*Work to do*. Print the listing below exactly.

*Input data*.
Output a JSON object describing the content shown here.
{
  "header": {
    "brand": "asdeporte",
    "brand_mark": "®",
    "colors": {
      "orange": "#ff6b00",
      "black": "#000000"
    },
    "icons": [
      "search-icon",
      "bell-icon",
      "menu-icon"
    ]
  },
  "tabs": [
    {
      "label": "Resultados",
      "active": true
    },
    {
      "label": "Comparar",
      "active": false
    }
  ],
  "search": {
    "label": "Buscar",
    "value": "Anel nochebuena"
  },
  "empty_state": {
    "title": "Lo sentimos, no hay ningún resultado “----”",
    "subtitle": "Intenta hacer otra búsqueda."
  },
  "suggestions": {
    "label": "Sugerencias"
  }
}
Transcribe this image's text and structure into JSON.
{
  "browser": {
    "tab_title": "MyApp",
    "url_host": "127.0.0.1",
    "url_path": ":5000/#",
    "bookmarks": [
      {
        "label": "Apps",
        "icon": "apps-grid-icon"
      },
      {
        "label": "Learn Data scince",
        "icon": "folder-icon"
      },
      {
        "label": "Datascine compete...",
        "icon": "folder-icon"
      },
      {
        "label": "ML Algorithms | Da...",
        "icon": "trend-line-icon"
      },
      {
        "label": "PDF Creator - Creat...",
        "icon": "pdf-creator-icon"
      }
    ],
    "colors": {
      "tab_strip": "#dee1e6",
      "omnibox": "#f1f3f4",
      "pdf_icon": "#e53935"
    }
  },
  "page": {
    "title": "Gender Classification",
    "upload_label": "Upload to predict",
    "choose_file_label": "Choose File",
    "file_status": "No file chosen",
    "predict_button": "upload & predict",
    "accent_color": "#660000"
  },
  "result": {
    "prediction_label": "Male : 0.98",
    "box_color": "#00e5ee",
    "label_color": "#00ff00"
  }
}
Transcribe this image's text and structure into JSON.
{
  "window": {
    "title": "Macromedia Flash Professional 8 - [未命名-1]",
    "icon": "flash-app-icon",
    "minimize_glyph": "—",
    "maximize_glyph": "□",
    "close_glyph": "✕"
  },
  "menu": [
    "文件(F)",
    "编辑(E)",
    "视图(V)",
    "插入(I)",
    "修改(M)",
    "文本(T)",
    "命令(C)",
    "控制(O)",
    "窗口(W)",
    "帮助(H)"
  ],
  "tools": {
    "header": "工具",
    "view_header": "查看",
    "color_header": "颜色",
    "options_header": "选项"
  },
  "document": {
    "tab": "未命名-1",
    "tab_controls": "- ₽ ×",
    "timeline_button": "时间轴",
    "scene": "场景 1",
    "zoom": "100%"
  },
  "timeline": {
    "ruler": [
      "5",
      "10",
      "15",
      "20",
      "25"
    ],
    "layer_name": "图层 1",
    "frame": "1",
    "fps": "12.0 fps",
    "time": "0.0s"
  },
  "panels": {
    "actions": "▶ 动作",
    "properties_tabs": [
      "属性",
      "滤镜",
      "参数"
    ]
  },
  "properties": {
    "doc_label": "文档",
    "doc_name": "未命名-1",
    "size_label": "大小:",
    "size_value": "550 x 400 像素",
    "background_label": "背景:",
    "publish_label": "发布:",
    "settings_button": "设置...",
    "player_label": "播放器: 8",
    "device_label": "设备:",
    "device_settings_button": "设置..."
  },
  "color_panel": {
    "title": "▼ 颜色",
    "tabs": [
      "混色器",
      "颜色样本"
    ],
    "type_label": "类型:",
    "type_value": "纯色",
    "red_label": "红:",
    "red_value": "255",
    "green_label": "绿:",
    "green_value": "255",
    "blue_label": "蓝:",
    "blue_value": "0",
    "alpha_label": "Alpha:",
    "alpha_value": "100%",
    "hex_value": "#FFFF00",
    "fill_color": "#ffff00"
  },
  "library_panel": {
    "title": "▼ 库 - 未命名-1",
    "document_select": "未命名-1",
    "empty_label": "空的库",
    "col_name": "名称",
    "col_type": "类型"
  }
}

*Result of this exercise*.
Output a JSON object describing the content shown here.
{
  "header": {
    "brand": "asdeporte",
    "brand_mark": "®",
    "colors": {
      "orange": "#ff6b00",
      "black": "#000000"
    },
    "icons": [
      "search-icon",
      "bell-icon",
      "menu-icon"
    ]
  },
  "tabs": [
    {
      "label": "Resultados",
      "active": true
    },
    {
      "label": "Comparar",
      "active": false
    }
  ],
  "search": {
    "label": "Buscar",
    "value": "Anel nochebuena"
  },
  "empty_state": {
    "title": "Lo sentimos, no hay ningún resultado “----”",
    "subtitle": "Intenta hacer otra búsqueda."
  },
  "suggestions": {
    "label": "Sugerencias"
  }
}
Transcribe this image's text and structure into JSON.
{
  "browser": {
    "tab_title": "MyApp",
    "url_host": "127.0.0.1",
    "url_path": ":5000/#",
    "bookmarks": [
      {
        "label": "Apps",
        "icon": "apps-grid-icon"
      },
      {
        "label": "Learn Data scince",
        "icon": "folder-icon"
      },
      {
        "label": "Datascine compete...",
        "icon": "folder-icon"
      },
      {
        "label": "ML Algorithms | Da...",
        "icon": "trend-line-icon"
      },
      {
        "label": "PDF Creator - Creat...",
        "icon": "pdf-creator-icon"
      }
    ],
    "colors": {
      "tab_strip": "#dee1e6",
      "omnibox": "#f1f3f4",
      "pdf_icon": "#e53935"
    }
  },
  "page": {
    "title": "Gender Classification",
    "upload_label": "Upload to predict",
    "choose_file_label": "Choose File",
    "file_status": "No file chosen",
    "predict_button": "upload & predict",
    "accent_color": "#660000"
  },
  "result": {
    "prediction_label": "Male : 0.98",
    "box_color": "#00e5ee",
    "label_color": "#00ff00"
  }
}
Transcribe this image's text and structure into JSON.
{
  "window": {
    "title": "Macromedia Flash Professional 8 - [未命名-1]",
    "icon": "flash-app-icon",
    "minimize_glyph": "—",
    "maximize_glyph": "□",
    "close_glyph": "✕"
  },
  "menu": [
    "文件(F)",
    "编辑(E)",
    "视图(V)",
    "插入(I)",
    "修改(M)",
    "文本(T)",
    "命令(C)",
    "控制(O)",
    "窗口(W)",
    "帮助(H)"
  ],
  "tools": {
    "header": "工具",
    "view_header": "查看",
    "color_header": "颜色",
    "options_header": "选项"
  },
  "document": {
    "tab": "未命名-1",
    "tab_controls": "- ₽ ×",
    "timeline_button": "时间轴",
    "scene": "场景 1",
    "zoom": "100%"
  },
  "timeline": {
    "ruler": [
      "5",
      "10",
      "15",
      "20",
      "25"
    ],
    "layer_name": "图层 1",
    "frame": "1",
    "fps": "12.0 fps",
    "time": "0.0s"
  },
  "panels": {
    "actions": "▶ 动作",
    "properties_tabs": [
      "属性",
      "滤镜",
      "参数"
    ]
  },
  "properties": {
    "doc_label": "文档",
    "doc_name": "未命名-1",
    "size_label": "大小:",
    "size_value": "550 x 400 像素",
    "background_label": "背景:",
    "publish_label": "发布:",
    "settings_button": "设置...",
    "player_label": "播放器: 8",
    "device_label": "设备:",
    "device_settings_button": "设置..."
  },
  "color_panel": {
    "title": "▼ 颜色",
    "tabs": [
      "混色器",
      "颜色样本"
    ],
    "type_label": "类型:",
    "type_value": "纯色",
    "red_label": "红:",
    "red_value": "255",
    "green_label": "绿:",
    "green_value": "255",
    "blue_label": "蓝:",
    "blue_value": "0",
    "alpha_label": "Alpha:",
    "alpha_value": "100%",
    "hex_value": "#FFFF00",
    "fill_color": "#ffff00"
  },
  "library_panel": {
    "title": "▼ 库 - 未命名-1",
    "document_select": "未命名-1",
    "empty_label": "空的库",
    "col_name": "名称",
    "col_type": "类型"
  }
}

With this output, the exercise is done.